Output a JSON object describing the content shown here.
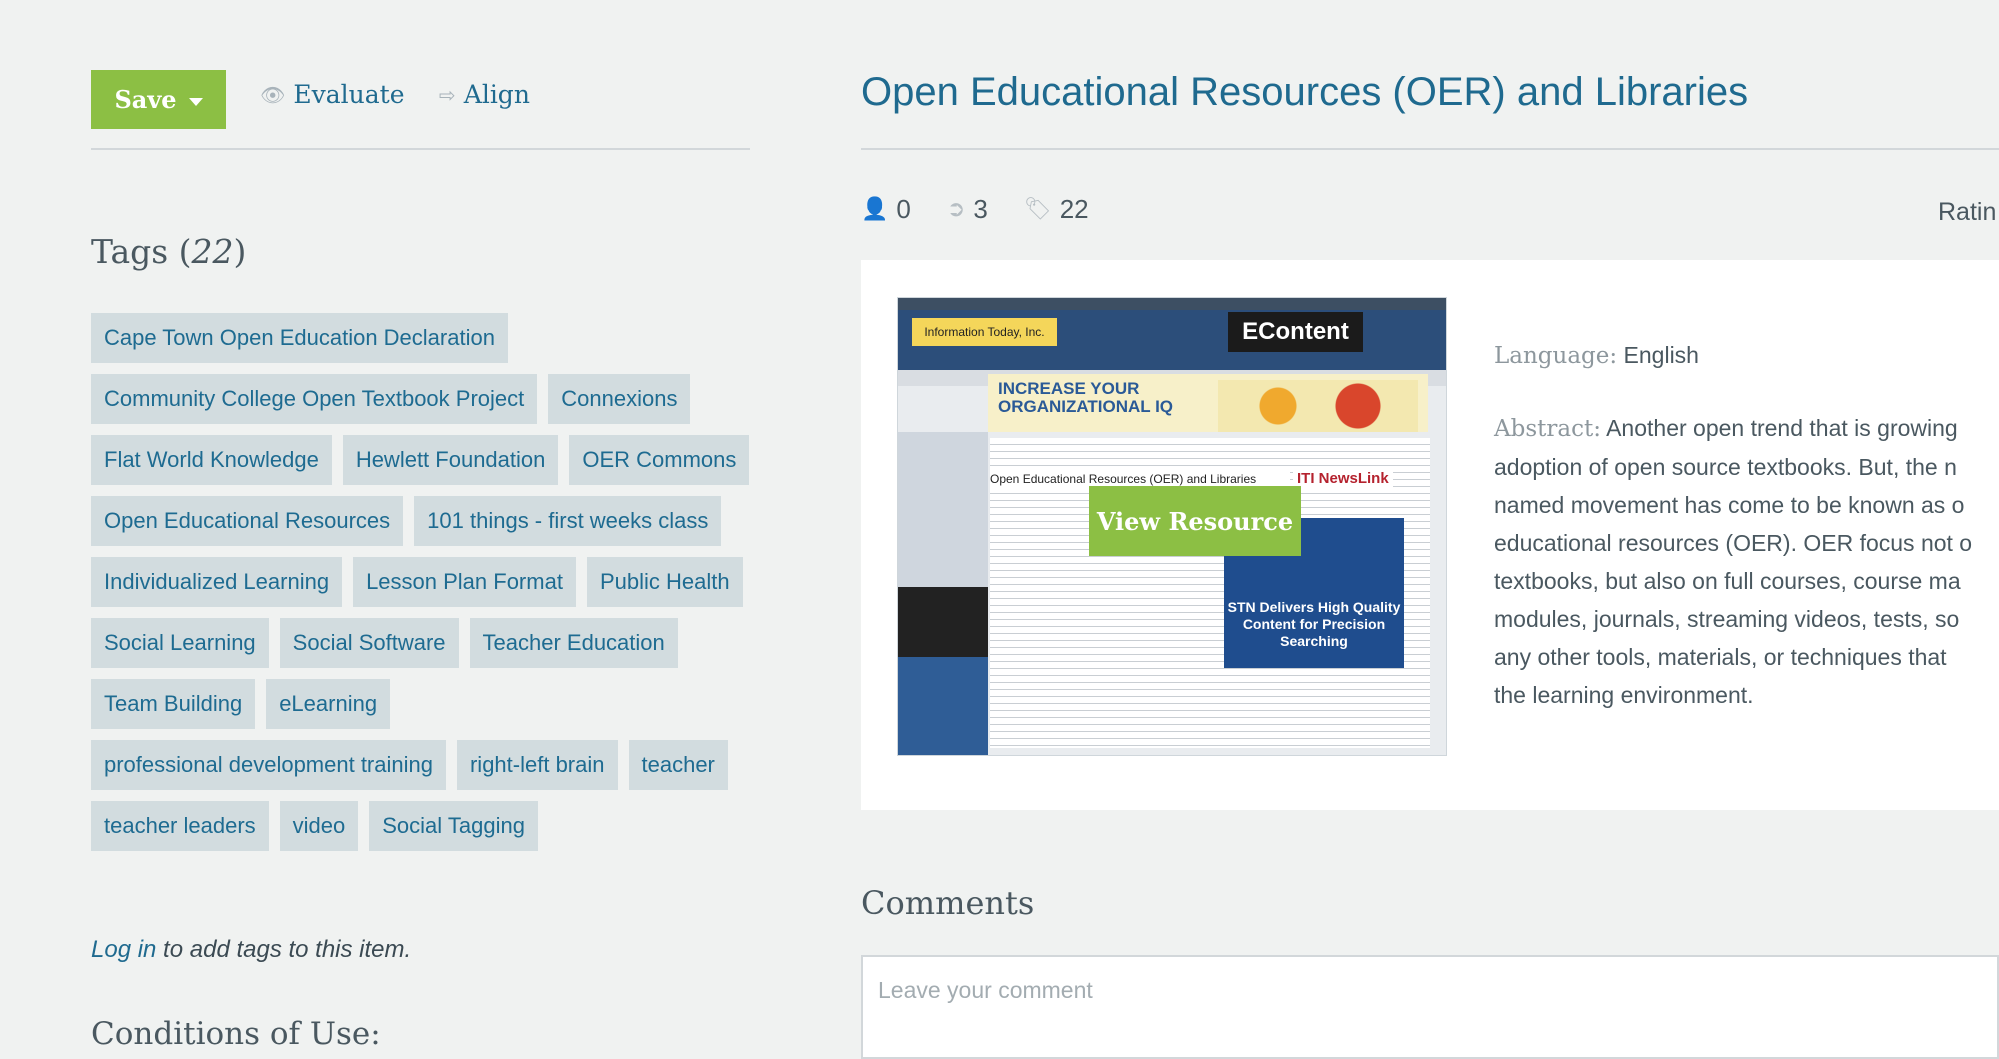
{
  "toolbar": {
    "save_label": "Save",
    "evaluate_label": "Evaluate",
    "align_label": "Align",
    "evaluate_icon": "eye-icon",
    "align_icon": "share-icon"
  },
  "tags": {
    "heading": "Tags (",
    "count": "22",
    "heading_close": ")",
    "items": [
      "Cape Town Open Education Declaration",
      "Community College Open Textbook Project",
      "Connexions",
      "Flat World Knowledge",
      "Hewlett Foundation",
      "OER Commons",
      "Open Educational Resources",
      "101 things - first weeks class",
      "Individualized Learning",
      "Lesson Plan Format",
      "Public Health",
      "Social Learning",
      "Social Software",
      "Teacher Education",
      "Team Building",
      "eLearning",
      "professional development training",
      "right-left brain",
      "teacher",
      "teacher leaders",
      "video",
      "Social Tagging"
    ],
    "login_link": "Log in",
    "login_suffix": " to add tags to this item."
  },
  "conditions": {
    "heading": "Conditions of Use:"
  },
  "resource": {
    "title": "Open Educational Resources (OER) and Libraries",
    "stats": {
      "users": "0",
      "shares": "3",
      "tags": "22"
    },
    "rating_label": "Ratin",
    "view_label": "View Resource",
    "language_label": "Language:",
    "language_value": "English",
    "abstract_label": "Abstract:",
    "abstract_lines": [
      "Another open trend that is growing",
      "adoption of open source textbooks. But, the n",
      "named movement has come to be known as o",
      "educational resources (OER). OER focus not o",
      "textbooks, but also on full courses, course ma",
      "modules, journals, streaming videos, tests, so",
      "any other tools, materials, or techniques that",
      "the learning environment."
    ],
    "thumbnail": {
      "logo_left": "Information Today, Inc.",
      "logo_right": "EContent",
      "banner": "INCREASE YOUR ORGANIZATIONAL IQ",
      "article_title": "Open Educational Resources (OER) and Libraries",
      "ad_title": "ITI NewsLink",
      "ad_text": "STN Delivers High Quality Content for Precision Searching"
    }
  },
  "comments": {
    "heading": "Comments",
    "placeholder": "Leave your comment"
  },
  "colors": {
    "accent_green": "#8cbf44",
    "link_blue": "#1f6a8f",
    "tag_bg": "#d2dcdf",
    "page_bg": "#f0f2f1"
  }
}
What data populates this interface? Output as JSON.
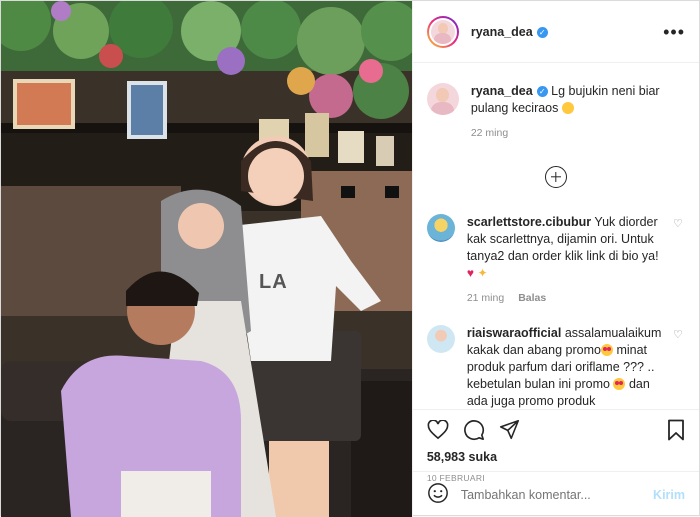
{
  "post": {
    "author": {
      "username": "ryana_dea",
      "verified_icon": "verified-badge-icon",
      "more_icon": "more-dots-icon"
    },
    "caption": {
      "username": "ryana_dea",
      "text": "Lg bujukin neni biar pulang keciraos",
      "emoji": "grinning-sweat-emoji",
      "time": "22 ming"
    },
    "load_more_icon": "plus-circle-icon",
    "comments": [
      {
        "username": "scarlettstore.cibubur",
        "text": "Yuk diorder kak scarlettnya, dijamin ori. Untuk tanya2 dan order klik link di bio ya!",
        "emoji": [
          "red-heart-emoji",
          "sparkles-emoji"
        ],
        "time": "21 ming",
        "reply": "Balas",
        "like_icon": "heart-outline-icon"
      },
      {
        "username": "riaiswaraofficial",
        "text1": "assalamualaikum kakak dan abang promo",
        "text2": "minat produk parfum dari oriflame ??? .. kebetulan bulan ini promo",
        "text3": "dan ada juga promo produk",
        "emoji": "heart-eyes-emoji",
        "like_icon": "heart-outline-icon"
      }
    ],
    "actions": {
      "like_icon": "heart-outline-icon",
      "comment_icon": "comment-bubble-icon",
      "share_icon": "paper-plane-icon",
      "save_icon": "bookmark-icon"
    },
    "likes": "58,983 suka",
    "date": "10 FEBRUARI",
    "add_comment": {
      "emoji_icon": "smiley-icon",
      "placeholder": "Tambahkan komentar...",
      "submit": "Kirim"
    },
    "photo_shirt_logo": "LA"
  },
  "colors": {
    "link_blue": "#3897f0",
    "send_disabled": "#b2dffc",
    "meta_gray": "#8e8e8e",
    "border": "#dbdbdb"
  }
}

§ **What you are asked to do**
Which lines hold the word "that"? Show each one.

§ **Solution to this exercise**
      "Another open trend that is growing",
      "any other tools, materials, or techniques that",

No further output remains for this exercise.